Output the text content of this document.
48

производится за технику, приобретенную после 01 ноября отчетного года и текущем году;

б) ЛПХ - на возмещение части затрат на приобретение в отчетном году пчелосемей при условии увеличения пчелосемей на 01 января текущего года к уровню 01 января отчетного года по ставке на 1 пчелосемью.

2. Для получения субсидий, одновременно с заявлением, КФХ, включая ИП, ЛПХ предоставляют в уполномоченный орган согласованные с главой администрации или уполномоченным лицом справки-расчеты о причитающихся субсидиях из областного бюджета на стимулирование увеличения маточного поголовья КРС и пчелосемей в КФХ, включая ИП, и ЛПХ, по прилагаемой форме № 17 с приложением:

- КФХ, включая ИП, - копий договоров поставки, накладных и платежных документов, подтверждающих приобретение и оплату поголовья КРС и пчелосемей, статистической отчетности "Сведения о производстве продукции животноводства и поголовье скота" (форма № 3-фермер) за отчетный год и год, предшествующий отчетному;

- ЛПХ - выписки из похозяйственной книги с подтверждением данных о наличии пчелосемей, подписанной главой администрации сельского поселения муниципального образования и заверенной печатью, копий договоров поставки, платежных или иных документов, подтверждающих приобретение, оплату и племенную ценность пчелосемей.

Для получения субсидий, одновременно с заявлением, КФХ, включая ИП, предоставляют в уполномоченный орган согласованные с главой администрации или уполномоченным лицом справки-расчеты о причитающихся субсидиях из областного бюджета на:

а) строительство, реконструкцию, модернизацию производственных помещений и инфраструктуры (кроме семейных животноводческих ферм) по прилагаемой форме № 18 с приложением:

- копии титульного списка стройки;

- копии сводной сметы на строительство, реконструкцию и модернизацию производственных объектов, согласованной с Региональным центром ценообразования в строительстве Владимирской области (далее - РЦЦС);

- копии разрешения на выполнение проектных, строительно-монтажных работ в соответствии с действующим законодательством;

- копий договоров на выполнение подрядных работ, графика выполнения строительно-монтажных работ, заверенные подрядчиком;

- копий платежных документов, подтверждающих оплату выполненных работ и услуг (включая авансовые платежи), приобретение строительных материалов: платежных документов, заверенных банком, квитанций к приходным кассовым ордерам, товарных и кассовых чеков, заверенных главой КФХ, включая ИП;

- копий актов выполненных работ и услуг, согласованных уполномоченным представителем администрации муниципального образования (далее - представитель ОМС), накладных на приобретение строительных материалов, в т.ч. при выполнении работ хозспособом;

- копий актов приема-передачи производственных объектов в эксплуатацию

********

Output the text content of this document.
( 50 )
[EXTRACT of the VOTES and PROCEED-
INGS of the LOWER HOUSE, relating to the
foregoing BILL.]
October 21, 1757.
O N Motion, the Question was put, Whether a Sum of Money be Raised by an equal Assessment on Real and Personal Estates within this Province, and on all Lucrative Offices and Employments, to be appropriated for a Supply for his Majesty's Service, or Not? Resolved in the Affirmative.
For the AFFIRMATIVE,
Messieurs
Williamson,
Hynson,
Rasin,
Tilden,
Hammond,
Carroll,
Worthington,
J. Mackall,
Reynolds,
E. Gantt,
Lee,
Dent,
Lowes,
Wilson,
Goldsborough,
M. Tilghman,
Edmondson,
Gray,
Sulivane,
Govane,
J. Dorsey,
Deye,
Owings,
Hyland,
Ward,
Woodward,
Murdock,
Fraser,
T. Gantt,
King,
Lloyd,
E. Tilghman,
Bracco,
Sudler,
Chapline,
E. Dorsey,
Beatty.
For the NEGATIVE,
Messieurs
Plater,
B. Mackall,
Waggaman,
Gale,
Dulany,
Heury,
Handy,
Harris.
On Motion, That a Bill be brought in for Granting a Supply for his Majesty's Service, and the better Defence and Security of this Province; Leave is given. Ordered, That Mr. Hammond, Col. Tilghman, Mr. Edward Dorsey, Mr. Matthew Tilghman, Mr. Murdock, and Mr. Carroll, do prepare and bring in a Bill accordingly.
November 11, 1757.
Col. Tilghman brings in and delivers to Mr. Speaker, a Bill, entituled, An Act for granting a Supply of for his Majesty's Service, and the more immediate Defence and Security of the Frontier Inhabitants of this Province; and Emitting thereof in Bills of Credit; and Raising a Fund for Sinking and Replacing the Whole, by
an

********

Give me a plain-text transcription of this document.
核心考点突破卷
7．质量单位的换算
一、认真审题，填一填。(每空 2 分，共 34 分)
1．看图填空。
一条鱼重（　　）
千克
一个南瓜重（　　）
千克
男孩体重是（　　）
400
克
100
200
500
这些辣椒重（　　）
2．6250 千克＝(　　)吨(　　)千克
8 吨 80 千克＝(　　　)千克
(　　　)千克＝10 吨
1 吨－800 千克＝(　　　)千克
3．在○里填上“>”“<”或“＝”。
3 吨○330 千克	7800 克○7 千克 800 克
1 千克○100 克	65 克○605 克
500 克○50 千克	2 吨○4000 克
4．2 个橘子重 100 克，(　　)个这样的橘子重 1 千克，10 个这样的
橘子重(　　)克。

********

▶ _WRITTEN REQUEST_: Determine how many lines contain the word "одновременно" and reply with that number alone.

▶ _TASK RESULT_: 2